Stored data:
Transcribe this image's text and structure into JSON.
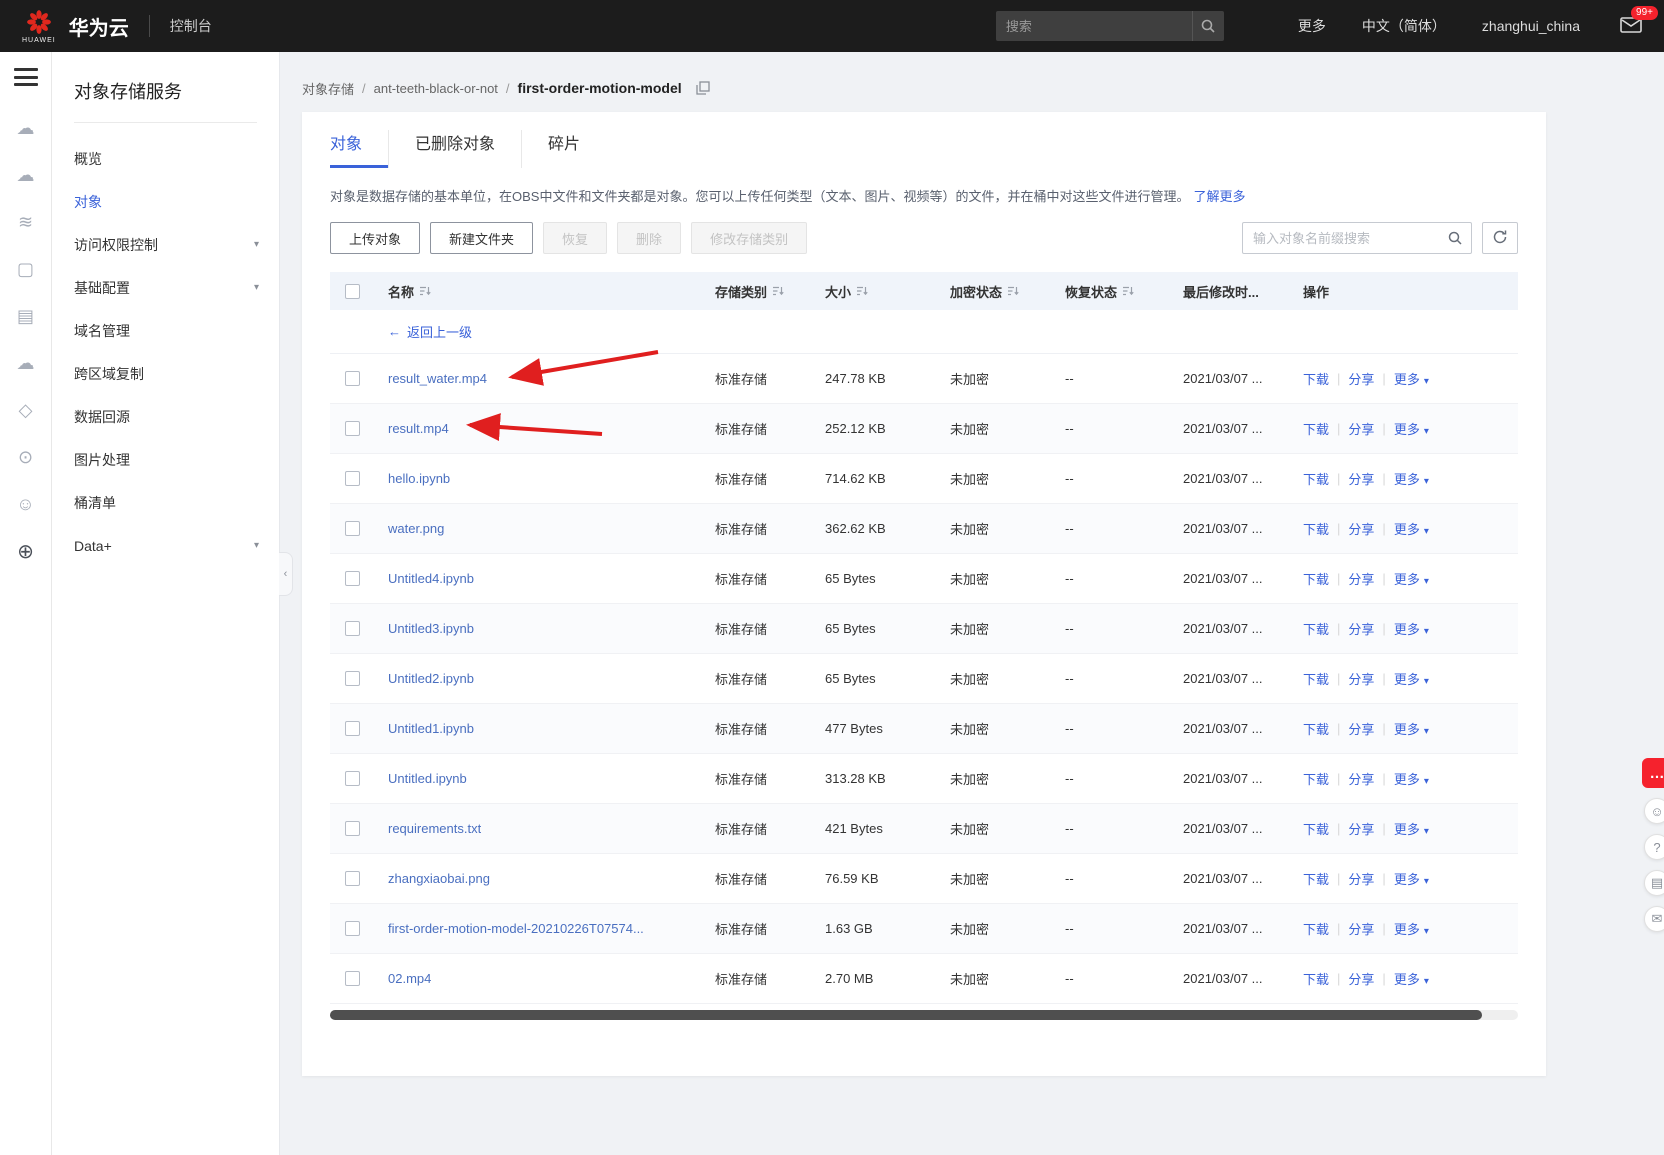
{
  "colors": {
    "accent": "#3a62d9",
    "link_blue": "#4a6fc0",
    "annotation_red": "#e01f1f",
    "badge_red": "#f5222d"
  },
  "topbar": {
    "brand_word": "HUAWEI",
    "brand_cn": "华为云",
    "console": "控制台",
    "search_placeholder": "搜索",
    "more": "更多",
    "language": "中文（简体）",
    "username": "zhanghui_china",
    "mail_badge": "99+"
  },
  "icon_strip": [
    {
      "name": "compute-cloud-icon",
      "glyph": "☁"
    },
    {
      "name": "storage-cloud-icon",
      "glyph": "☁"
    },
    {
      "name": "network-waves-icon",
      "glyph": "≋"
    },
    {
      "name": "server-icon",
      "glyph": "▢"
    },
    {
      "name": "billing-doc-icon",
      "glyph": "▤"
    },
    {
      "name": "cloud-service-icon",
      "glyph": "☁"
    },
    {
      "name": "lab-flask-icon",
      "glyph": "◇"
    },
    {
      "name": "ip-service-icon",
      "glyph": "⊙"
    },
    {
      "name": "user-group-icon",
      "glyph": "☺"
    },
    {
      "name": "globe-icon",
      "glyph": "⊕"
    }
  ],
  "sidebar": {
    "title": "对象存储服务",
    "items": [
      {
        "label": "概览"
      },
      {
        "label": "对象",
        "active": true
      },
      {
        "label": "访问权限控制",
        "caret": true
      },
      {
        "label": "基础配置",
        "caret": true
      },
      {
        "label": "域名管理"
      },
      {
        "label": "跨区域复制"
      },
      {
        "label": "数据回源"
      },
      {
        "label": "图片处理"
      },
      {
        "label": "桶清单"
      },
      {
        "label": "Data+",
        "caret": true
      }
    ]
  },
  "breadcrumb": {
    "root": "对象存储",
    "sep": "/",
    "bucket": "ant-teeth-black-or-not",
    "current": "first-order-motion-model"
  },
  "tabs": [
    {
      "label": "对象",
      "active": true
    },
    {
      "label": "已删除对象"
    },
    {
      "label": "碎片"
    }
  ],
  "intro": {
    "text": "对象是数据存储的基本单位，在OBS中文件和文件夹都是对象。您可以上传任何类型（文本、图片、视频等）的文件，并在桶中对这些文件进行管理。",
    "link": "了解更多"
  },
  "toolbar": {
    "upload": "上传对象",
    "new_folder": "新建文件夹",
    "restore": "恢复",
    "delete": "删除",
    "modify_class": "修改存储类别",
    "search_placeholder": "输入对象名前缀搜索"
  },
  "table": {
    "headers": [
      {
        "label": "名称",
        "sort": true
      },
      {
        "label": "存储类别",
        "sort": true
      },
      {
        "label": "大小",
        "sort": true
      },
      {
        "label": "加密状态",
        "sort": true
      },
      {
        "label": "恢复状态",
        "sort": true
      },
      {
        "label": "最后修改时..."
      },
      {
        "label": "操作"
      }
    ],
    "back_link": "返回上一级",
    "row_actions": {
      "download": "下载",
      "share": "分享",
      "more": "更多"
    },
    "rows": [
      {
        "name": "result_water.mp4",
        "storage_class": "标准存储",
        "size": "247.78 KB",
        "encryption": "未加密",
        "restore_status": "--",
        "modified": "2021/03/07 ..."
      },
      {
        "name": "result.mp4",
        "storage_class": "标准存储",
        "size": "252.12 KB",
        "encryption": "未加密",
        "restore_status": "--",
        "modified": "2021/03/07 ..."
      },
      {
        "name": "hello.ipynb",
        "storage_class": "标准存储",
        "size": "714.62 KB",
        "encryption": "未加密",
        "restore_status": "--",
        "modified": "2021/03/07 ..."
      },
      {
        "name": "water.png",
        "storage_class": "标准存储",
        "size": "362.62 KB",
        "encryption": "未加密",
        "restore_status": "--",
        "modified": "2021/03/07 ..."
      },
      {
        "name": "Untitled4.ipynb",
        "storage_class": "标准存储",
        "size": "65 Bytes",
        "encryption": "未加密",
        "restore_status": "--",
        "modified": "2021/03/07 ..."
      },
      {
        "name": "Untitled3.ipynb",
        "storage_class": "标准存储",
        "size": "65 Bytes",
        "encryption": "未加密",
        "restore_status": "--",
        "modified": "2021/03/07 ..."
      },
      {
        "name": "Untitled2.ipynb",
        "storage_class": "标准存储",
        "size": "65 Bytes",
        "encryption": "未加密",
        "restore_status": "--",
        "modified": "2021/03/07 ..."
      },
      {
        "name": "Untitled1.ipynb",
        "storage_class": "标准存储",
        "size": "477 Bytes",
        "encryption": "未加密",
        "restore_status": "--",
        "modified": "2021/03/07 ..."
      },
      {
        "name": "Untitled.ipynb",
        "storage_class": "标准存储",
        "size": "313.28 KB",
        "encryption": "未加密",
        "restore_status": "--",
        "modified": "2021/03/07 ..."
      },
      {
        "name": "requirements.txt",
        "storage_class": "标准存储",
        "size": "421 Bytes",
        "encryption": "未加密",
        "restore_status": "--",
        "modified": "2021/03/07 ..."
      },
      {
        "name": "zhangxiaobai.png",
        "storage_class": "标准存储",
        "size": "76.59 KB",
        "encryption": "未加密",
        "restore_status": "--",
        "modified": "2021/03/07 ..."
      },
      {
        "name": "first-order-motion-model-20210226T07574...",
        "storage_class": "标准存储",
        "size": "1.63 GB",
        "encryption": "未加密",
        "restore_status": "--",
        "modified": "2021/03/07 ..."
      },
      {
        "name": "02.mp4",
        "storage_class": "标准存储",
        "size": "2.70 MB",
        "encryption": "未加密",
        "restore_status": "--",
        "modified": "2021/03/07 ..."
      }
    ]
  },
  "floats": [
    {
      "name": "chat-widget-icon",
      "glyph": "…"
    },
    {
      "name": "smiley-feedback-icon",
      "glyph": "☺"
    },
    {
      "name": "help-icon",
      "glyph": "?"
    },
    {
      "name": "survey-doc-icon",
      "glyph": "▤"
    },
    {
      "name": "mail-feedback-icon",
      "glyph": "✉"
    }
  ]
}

Task prompt — Only a number is wanted: how many lines contain the word "order"?

Written answer — 2